◆ **MATERIAL SHOWN**
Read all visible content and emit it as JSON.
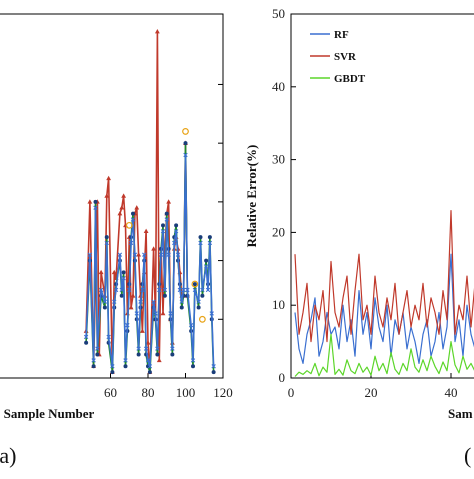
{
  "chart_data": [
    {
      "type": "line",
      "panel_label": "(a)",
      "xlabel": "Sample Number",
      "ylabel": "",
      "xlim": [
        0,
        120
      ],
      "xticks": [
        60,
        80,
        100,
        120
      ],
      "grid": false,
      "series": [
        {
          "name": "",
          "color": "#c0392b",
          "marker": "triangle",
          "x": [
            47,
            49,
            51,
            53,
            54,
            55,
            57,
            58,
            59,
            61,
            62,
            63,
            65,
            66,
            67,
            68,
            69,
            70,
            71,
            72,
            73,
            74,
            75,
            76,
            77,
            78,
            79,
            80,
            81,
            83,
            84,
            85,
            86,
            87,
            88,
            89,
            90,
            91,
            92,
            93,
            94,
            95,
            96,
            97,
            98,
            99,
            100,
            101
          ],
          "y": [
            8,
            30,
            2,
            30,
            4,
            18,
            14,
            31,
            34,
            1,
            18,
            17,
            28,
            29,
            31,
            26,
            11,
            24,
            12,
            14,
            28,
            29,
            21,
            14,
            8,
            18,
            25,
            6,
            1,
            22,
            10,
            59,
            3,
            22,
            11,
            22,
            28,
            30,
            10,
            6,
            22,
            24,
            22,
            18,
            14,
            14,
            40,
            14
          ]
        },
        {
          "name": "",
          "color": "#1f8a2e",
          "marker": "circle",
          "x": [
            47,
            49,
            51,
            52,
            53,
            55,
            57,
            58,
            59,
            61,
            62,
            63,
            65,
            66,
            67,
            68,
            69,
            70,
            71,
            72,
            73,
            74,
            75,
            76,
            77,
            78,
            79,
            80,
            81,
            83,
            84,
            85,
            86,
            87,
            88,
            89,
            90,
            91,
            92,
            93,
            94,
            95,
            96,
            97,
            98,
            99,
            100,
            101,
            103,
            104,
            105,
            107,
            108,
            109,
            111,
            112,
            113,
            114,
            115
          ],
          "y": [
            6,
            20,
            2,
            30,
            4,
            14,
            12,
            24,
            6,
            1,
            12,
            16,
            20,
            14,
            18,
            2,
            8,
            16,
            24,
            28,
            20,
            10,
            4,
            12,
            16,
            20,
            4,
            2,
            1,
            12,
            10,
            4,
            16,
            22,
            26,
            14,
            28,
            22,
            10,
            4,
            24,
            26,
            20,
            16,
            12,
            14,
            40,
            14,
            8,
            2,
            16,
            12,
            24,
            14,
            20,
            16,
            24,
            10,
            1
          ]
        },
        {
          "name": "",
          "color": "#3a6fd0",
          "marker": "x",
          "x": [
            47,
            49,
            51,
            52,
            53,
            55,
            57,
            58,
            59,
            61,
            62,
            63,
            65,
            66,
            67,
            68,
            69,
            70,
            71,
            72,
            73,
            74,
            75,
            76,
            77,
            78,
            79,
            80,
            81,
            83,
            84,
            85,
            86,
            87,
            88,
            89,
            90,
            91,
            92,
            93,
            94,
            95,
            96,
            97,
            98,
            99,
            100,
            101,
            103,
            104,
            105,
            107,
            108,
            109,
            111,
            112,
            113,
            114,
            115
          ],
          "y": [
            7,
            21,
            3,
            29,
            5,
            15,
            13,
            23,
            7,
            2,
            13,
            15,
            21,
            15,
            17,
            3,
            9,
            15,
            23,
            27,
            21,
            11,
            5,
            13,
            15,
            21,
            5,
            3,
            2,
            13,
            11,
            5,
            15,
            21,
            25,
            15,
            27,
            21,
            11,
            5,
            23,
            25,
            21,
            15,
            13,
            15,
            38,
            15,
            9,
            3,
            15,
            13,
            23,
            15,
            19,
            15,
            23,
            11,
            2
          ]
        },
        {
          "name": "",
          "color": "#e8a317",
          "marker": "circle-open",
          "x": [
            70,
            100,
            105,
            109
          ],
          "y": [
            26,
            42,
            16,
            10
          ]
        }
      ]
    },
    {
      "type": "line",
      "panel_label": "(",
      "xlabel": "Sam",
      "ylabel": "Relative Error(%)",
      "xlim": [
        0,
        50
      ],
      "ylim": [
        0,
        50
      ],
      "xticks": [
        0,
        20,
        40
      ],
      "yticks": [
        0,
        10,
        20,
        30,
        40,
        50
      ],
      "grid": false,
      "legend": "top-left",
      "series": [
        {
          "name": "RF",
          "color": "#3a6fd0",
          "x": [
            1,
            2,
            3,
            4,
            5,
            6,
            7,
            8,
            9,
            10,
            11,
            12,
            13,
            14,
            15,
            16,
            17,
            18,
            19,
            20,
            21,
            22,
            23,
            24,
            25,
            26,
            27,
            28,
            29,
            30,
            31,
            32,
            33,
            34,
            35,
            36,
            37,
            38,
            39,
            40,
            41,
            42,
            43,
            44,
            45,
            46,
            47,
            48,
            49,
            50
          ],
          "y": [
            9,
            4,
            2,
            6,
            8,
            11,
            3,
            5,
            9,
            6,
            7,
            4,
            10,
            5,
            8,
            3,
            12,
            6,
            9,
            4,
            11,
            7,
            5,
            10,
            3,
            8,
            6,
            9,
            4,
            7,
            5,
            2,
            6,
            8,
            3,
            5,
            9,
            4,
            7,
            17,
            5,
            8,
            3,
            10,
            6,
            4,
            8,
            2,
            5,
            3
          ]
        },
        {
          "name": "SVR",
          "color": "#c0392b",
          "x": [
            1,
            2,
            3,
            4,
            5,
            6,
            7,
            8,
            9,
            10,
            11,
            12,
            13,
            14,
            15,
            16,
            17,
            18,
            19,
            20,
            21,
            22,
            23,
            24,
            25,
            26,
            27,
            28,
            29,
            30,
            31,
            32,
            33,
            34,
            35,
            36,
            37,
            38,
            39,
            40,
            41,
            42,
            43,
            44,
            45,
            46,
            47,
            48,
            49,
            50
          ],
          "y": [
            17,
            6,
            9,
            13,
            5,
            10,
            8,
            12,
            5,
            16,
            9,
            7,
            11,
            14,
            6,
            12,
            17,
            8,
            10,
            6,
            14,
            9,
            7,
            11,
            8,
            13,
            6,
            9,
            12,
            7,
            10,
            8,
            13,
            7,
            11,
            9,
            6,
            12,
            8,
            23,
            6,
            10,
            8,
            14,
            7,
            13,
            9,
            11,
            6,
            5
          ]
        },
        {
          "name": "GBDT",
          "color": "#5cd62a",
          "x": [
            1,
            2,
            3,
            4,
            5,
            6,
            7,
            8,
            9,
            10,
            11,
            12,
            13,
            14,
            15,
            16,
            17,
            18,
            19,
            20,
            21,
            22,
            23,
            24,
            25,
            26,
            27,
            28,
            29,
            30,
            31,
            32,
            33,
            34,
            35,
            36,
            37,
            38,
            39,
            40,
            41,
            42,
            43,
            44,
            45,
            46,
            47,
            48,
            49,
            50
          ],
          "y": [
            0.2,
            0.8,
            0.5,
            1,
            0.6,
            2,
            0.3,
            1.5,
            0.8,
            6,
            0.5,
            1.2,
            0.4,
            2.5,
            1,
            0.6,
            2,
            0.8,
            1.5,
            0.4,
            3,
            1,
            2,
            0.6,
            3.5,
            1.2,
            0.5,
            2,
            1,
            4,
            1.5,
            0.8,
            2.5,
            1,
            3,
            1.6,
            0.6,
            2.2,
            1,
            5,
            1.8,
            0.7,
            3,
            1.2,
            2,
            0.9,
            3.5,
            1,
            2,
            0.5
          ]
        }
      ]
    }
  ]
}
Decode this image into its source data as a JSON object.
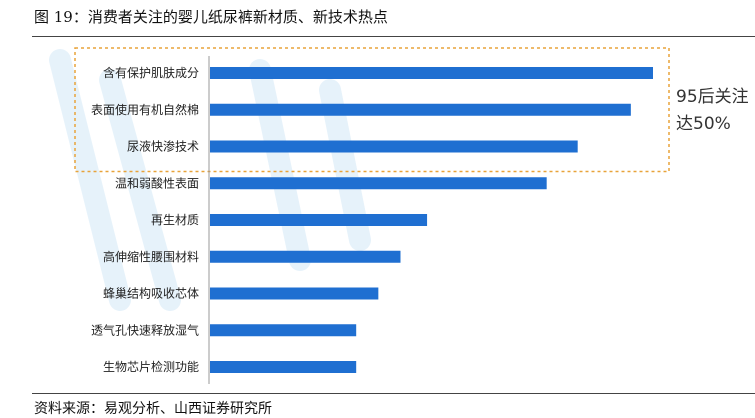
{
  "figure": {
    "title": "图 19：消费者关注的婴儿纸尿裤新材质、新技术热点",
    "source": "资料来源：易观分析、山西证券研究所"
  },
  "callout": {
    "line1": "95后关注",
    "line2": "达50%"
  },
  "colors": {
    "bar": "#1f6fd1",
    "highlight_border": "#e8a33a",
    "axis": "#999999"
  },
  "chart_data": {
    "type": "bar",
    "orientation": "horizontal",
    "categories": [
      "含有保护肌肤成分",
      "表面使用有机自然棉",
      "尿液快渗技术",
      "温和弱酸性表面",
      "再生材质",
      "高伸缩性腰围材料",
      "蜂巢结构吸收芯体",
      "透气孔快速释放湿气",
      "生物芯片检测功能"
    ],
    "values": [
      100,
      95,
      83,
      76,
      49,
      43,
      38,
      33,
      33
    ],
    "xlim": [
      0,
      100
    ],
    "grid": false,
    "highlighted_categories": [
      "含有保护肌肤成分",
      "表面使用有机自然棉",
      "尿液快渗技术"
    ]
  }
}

◆ **WORK TO BE COMPLETED**
Extract word for word every line from the line that contains "Decode this image" to the final line of the data, both included, and nothing else; skip the pictures.

◆ **EXPECTED ANSWER**
Decode this image into its source data as a JSON object.
{
  "figure": {
    "title": "图 19：消费者关注的婴儿纸尿裤新材质、新技术热点",
    "source": "资料来源：易观分析、山西证券研究所"
  },
  "callout": {
    "line1": "95后关注",
    "line2": "达50%"
  },
  "colors": {
    "bar": "#1f6fd1",
    "highlight_border": "#e8a33a",
    "axis": "#999999"
  },
  "chart_data": {
    "type": "bar",
    "orientation": "horizontal",
    "categories": [
      "含有保护肌肤成分",
      "表面使用有机自然棉",
      "尿液快渗技术",
      "温和弱酸性表面",
      "再生材质",
      "高伸缩性腰围材料",
      "蜂巢结构吸收芯体",
      "透气孔快速释放湿气",
      "生物芯片检测功能"
    ],
    "values": [
      100,
      95,
      83,
      76,
      49,
      43,
      38,
      33,
      33
    ],
    "xlim": [
      0,
      100
    ],
    "grid": false,
    "highlighted_categories": [
      "含有保护肌肤成分",
      "表面使用有机自然棉",
      "尿液快渗技术"
    ]
  }
}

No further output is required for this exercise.